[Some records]

>> Begin

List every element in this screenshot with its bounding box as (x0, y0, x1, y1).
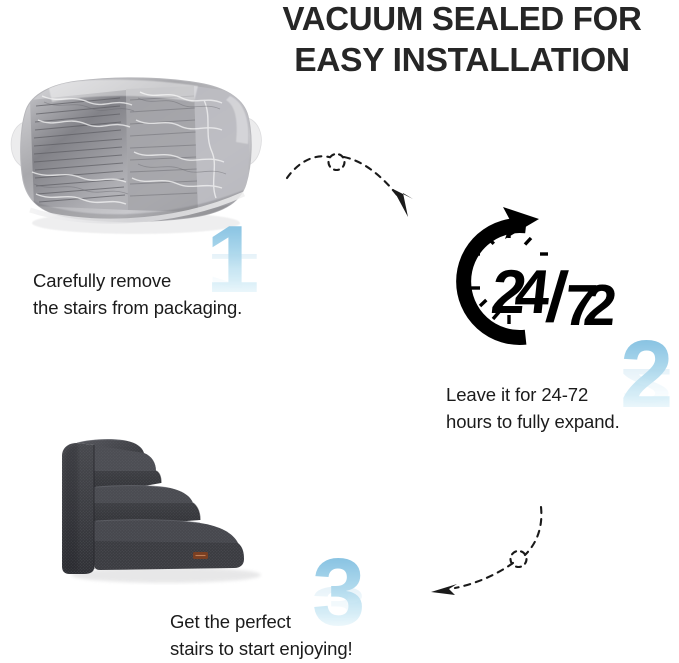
step-1-caption-line-2: the stairs from packaging. (33, 294, 242, 321)
clock-numerator: 24 (488, 258, 554, 327)
step-2-caption-line-2: hours to fully expand. (446, 408, 620, 435)
page-title-line-1: VACUUM SEALED FOR (245, 0, 679, 40)
step-3-caption-line-1: Get the perfect (170, 608, 353, 635)
step-number-2-reflection: 2 (620, 361, 671, 409)
step-3-caption: Get the perfect stairs to start enjoying… (170, 608, 353, 662)
clock-denominator: 72 (561, 273, 620, 338)
page-title-line-2: EASY INSTALLATION (245, 40, 679, 82)
clock-24-72-icon: 24 / 72 (447, 205, 637, 345)
step-2-caption-line-1: Leave it for 24-72 (446, 381, 620, 408)
step-2-caption: Leave it for 24-72 hours to fully expand… (446, 381, 620, 435)
page-title: VACUUM SEALED FOR EASY INSTALLATION (245, 0, 679, 82)
flow-arrow-step2-to-step3 (425, 505, 560, 620)
expanded-pet-stairs-photo (48, 425, 274, 590)
step-1-caption: Carefully remove the stairs from packagi… (33, 267, 242, 321)
step-1-caption-line-1: Carefully remove (33, 267, 242, 294)
flow-arrow-step1-to-step2 (285, 145, 450, 230)
step-number-2: 2 2 (620, 327, 671, 423)
infographic-canvas: VACUUM SEALED FOR EASY INSTALLATION (0, 0, 679, 663)
step-3-caption-line-2: stairs to start enjoying! (170, 635, 353, 662)
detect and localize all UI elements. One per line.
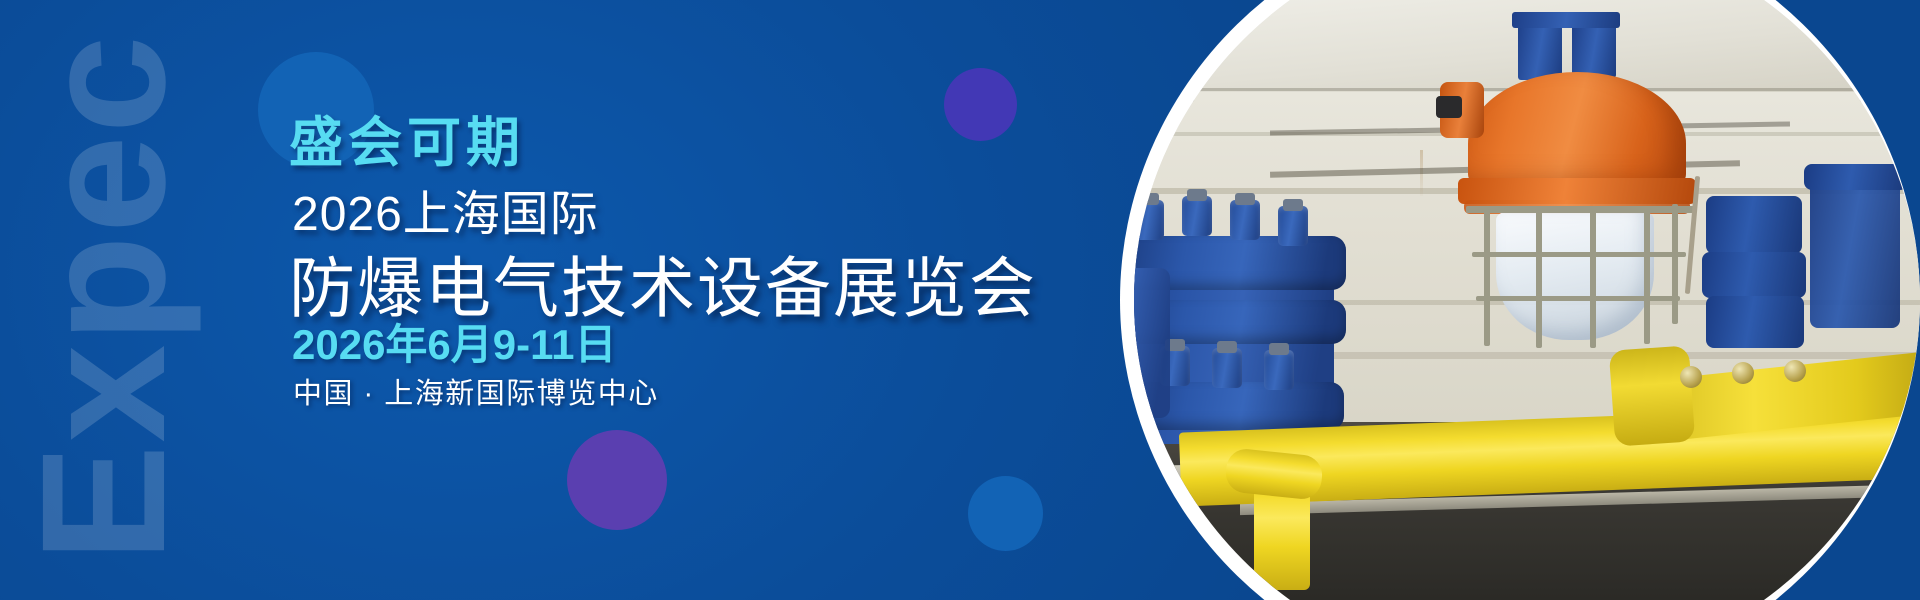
yellow-pipe-flange <box>1609 345 1696 446</box>
blue-valve-right <box>1810 178 1900 328</box>
lamp-cage-bar <box>1472 252 1686 257</box>
kicker-text: 盛会可期 <box>289 98 525 177</box>
lamp-cage-bar <box>1536 206 1542 348</box>
pipe-bolt <box>1784 360 1806 382</box>
valve-bolt <box>1278 206 1308 246</box>
subtitle-text: 2026上海国际 <box>292 174 599 244</box>
headline-block: 盛会可期 2026上海国际 防爆电气技术设备展览会 2026年6月9-11日 中… <box>289 0 1049 600</box>
lamp-cage-bar <box>1644 206 1650 344</box>
photo-circular-mask <box>1134 0 1920 600</box>
blue-valve-right-flange <box>1804 164 1908 190</box>
valve-bolt <box>1264 350 1294 390</box>
event-date: 2026年6月9-11日 <box>292 311 617 372</box>
lamp-cage-bar <box>1466 206 1694 213</box>
exhibition-banner: Expec 盛会可期 2026上海国际 防爆电气技术设备展览会 2026年6月9… <box>0 0 1920 600</box>
lamp-cage-bar <box>1672 204 1678 324</box>
industrial-photo <box>1134 0 1920 600</box>
event-venue: 中国 · 上海新国际博览中心 <box>293 370 659 412</box>
valve-bolt <box>1212 348 1242 388</box>
lamp-cage-bar <box>1484 206 1490 346</box>
lamp-cage-bar <box>1590 206 1596 348</box>
lamp-bracket <box>1572 22 1616 78</box>
blue-valve-right <box>1706 196 1802 254</box>
photo-panel <box>1060 0 1920 600</box>
valve-bolt <box>1230 200 1260 240</box>
pipe-bolt <box>1732 362 1754 384</box>
valve-bolt <box>1134 200 1164 240</box>
blue-valve-right <box>1706 296 1804 348</box>
lamp-conduit-port <box>1436 96 1462 118</box>
blue-valve-body <box>1134 268 1170 418</box>
blue-valve-right <box>1702 252 1806 298</box>
lamp-bracket-plate <box>1512 12 1620 28</box>
valve-bolt <box>1182 196 1212 236</box>
pipe-bolt <box>1680 366 1702 388</box>
lamp-glass-globe <box>1496 212 1654 340</box>
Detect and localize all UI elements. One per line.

>> End

**To do**
Swap "One per line" for "Each on its own line" everywhere in the material above and write all of it out again with nothing else changed. Leave the pictures out of your answer.

**Answer in full**
List every element in this screenshot with its bounding box as (x0, y0, x1, y1).
step-1-caption-line-2: the stairs from packaging. (33, 294, 242, 321)
clock-numerator: 24 (488, 258, 554, 327)
step-2-caption-line-2: hours to fully expand. (446, 408, 620, 435)
page-title-line-1: VACUUM SEALED FOR (245, 0, 679, 40)
step-3-caption-line-1: Get the perfect (170, 608, 353, 635)
step-number-2-reflection: 2 (620, 361, 671, 409)
step-3-caption: Get the perfect stairs to start enjoying… (170, 608, 353, 662)
clock-denominator: 72 (561, 273, 620, 338)
page-title-line-2: EASY INSTALLATION (245, 40, 679, 82)
clock-24-72-icon: 24 / 72 (447, 205, 637, 345)
step-2-caption-line-1: Leave it for 24-72 (446, 381, 620, 408)
step-2-caption: Leave it for 24-72 hours to fully expand… (446, 381, 620, 435)
page-title: VACUUM SEALED FOR EASY INSTALLATION (245, 0, 679, 82)
flow-arrow-step2-to-step3 (425, 505, 560, 620)
expanded-pet-stairs-photo (48, 425, 274, 590)
step-1-caption: Carefully remove the stairs from packagi… (33, 267, 242, 321)
step-1-caption-line-1: Carefully remove (33, 267, 242, 294)
flow-arrow-step1-to-step2 (285, 145, 450, 230)
step-number-2: 2 2 (620, 327, 671, 423)
infographic-canvas: VACUUM SEALED FOR EASY INSTALLATION (0, 0, 679, 663)
step-3-caption-line-2: stairs to start enjoying! (170, 635, 353, 662)
detect and localize all UI elements. Each on its own line.
yellow-pipe-flange <box>1609 345 1696 446</box>
blue-valve-right <box>1810 178 1900 328</box>
lamp-cage-bar <box>1472 252 1686 257</box>
kicker-text: 盛会可期 <box>289 98 525 177</box>
lamp-cage-bar <box>1536 206 1542 348</box>
pipe-bolt <box>1784 360 1806 382</box>
valve-bolt <box>1278 206 1308 246</box>
subtitle-text: 2026上海国际 <box>292 174 599 244</box>
headline-block: 盛会可期 2026上海国际 防爆电气技术设备展览会 2026年6月9-11日 中… <box>289 0 1049 600</box>
lamp-cage-bar <box>1644 206 1650 344</box>
photo-circular-mask <box>1134 0 1920 600</box>
blue-valve-right-flange <box>1804 164 1908 190</box>
valve-bolt <box>1264 350 1294 390</box>
event-date: 2026年6月9-11日 <box>292 311 617 372</box>
lamp-cage-bar <box>1466 206 1694 213</box>
exhibition-banner: Expec 盛会可期 2026上海国际 防爆电气技术设备展览会 2026年6月9… <box>0 0 1920 600</box>
lamp-cage-bar <box>1672 204 1678 324</box>
industrial-photo <box>1134 0 1920 600</box>
event-venue: 中国 · 上海新国际博览中心 <box>293 370 659 412</box>
valve-bolt <box>1212 348 1242 388</box>
lamp-cage-bar <box>1484 206 1490 346</box>
lamp-cage-bar <box>1590 206 1596 348</box>
lamp-bracket <box>1572 22 1616 78</box>
blue-valve-right <box>1706 196 1802 254</box>
photo-panel <box>1060 0 1920 600</box>
valve-bolt <box>1230 200 1260 240</box>
pipe-bolt <box>1732 362 1754 384</box>
valve-bolt <box>1134 200 1164 240</box>
blue-valve-right <box>1706 296 1804 348</box>
lamp-conduit-port <box>1436 96 1462 118</box>
blue-valve-body <box>1134 268 1170 418</box>
blue-valve-right <box>1702 252 1806 298</box>
lamp-bracket-plate <box>1512 12 1620 28</box>
valve-bolt <box>1182 196 1212 236</box>
pipe-bolt <box>1680 366 1702 388</box>
lamp-glass-globe <box>1496 212 1654 340</box>
Detect and localize all UI elements. Each on its own line.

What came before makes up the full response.